**SELECTED EXCERPT**

####################

Friday, 19 March 2010

I'll be Leaf-ing It Alone



This is the new Nissan electric car. It's been named the Leaf and hopefully it's not because it wilts and drops once a year.

It is a five-seater electric car and will be built in Sunderland from 2013 on the back of a £420 million investment from Nissan.

More than half of the investment will come from the state, with the Department of Business granting £20.7 million towards the project and the European Investment Bank loaning £197.3 million.

About 50,00 Leafs (or Leaves) will be built a year Nissan say. The car has a range of 100 miles and can travel at a top speed of more than 90 mph. A hundred miles is useless for me. To journey to any city, with the exception of Dundee or Perth, would require me to recharge the battery and I believe a recharge takes some hours.

I'll be Leaf-ing it alone because I'm happy with my present car, although I can see the benefits of such a vehicle if you live in a city and public transport is unsuitable.


44 comments:

Uncle Marvo said...

The investment will not come from the state, as the state does not actually generate money. It only borrows it, steals it and spends it.

Just to correct a minor point.

Still, I am a big fan of the Northeast. It will hopefully create jobs for Brits.

It will certainly create votes.

subrosa said...

I sit corrected Marvo. :)

Expensive jobs but yes, it will create jobs in the NE. Whether this car will 'take off' I'm doubtful as I believe the initial cost is expensive.

Certainly I won't be buying one. I have a car to get from A to B in the quickest manner that is convenient for me and I don't see this being superior to my present mode of transport.

douglas clark said...

subrosa,

I think you meant 90 mph, not 90 mpg.

Apogee said...

Hi SR
The reported range of 100 miles is not brilliant. Look at the average distance a user covers in a day, and many people will find this is too short.
And add into the equation the charging time and the life span of the batteries, I wonder how may people can really use this vehicle.
And how much to replace the batteries, that could be the real killer, as any one who has had to replace a laptop computer battery will know!

D.

Surreptitious Evil said...

But I'll quite happily take a Porsche 918 - 94mpg, 198 mph (obviously not at the same time!) Though they won't be made in the UK.

Lorenzo said...

They'll all be on the bonfire by Autumn

Richard said...

A range of 100 miles is pathetic. It may be OK for city dwellers, I suppose, who can get home to recharge every night. The battery cost is a major show-stopper, too. They will need to be replaced at possibly 30,000 miles, and are likely to cost £6000. That will make the high price even more eye-watering, as the value of a 2.5 year old car will be next to nothing. Until these two issues are resolved, there is no future for the electric car as a mainstream form of transport.

####################

**INSTRUCTION 1**
Translate this sentence from the blog post into Spanish: "It is a five-seater electric car and will be built in Sunderland from 2013 on the back of a £420 million investment from Nissan."
The blog post and the records come from separate, unrelated sources.

**RECORDS FOR THIS EXERCISE**
####################

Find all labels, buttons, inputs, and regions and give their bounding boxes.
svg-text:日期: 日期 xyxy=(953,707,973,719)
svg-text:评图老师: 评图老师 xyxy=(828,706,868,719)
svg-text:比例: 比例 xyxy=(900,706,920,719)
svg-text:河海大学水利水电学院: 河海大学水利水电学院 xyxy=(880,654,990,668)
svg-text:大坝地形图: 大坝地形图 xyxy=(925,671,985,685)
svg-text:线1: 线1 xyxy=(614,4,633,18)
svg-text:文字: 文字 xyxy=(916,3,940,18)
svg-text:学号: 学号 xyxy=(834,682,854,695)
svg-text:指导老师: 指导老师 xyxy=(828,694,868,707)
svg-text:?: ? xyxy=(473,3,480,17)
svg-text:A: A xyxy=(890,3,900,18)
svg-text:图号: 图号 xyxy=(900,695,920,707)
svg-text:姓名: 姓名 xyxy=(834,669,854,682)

####################

**INSTRUCTION 2**
Please transcribe all the records line for line, keeping every character unchanged.

**TASK OUTPUT 1**
Es un coche eléctrico de cinco plazas y se fabricará en Sunderland a partir de 2013 gracias a una inversión de 420 millones de libras por parte de Nissan.

**TASK OUTPUT 2**
Find all labels, buttons, inputs, and regions and give their bounding boxes.
svg-text:日期: 日期 xyxy=(953,707,973,719)
svg-text:评图老师: 评图老师 xyxy=(828,706,868,719)
svg-text:比例: 比例 xyxy=(900,706,920,719)
svg-text:河海大学水利水电学院: 河海大学水利水电学院 xyxy=(880,654,990,668)
svg-text:大坝地形图: 大坝地形图 xyxy=(925,671,985,685)
svg-text:线1: 线1 xyxy=(614,4,633,18)
svg-text:文字: 文字 xyxy=(916,3,940,18)
svg-text:学号: 学号 xyxy=(834,682,854,695)
svg-text:指导老师: 指导老师 xyxy=(828,694,868,707)
svg-text:?: ? xyxy=(473,3,480,17)
svg-text:A: A xyxy=(890,3,900,18)
svg-text:图号: 图号 xyxy=(900,695,920,707)
svg-text:姓名: 姓名 xyxy=(834,669,854,682)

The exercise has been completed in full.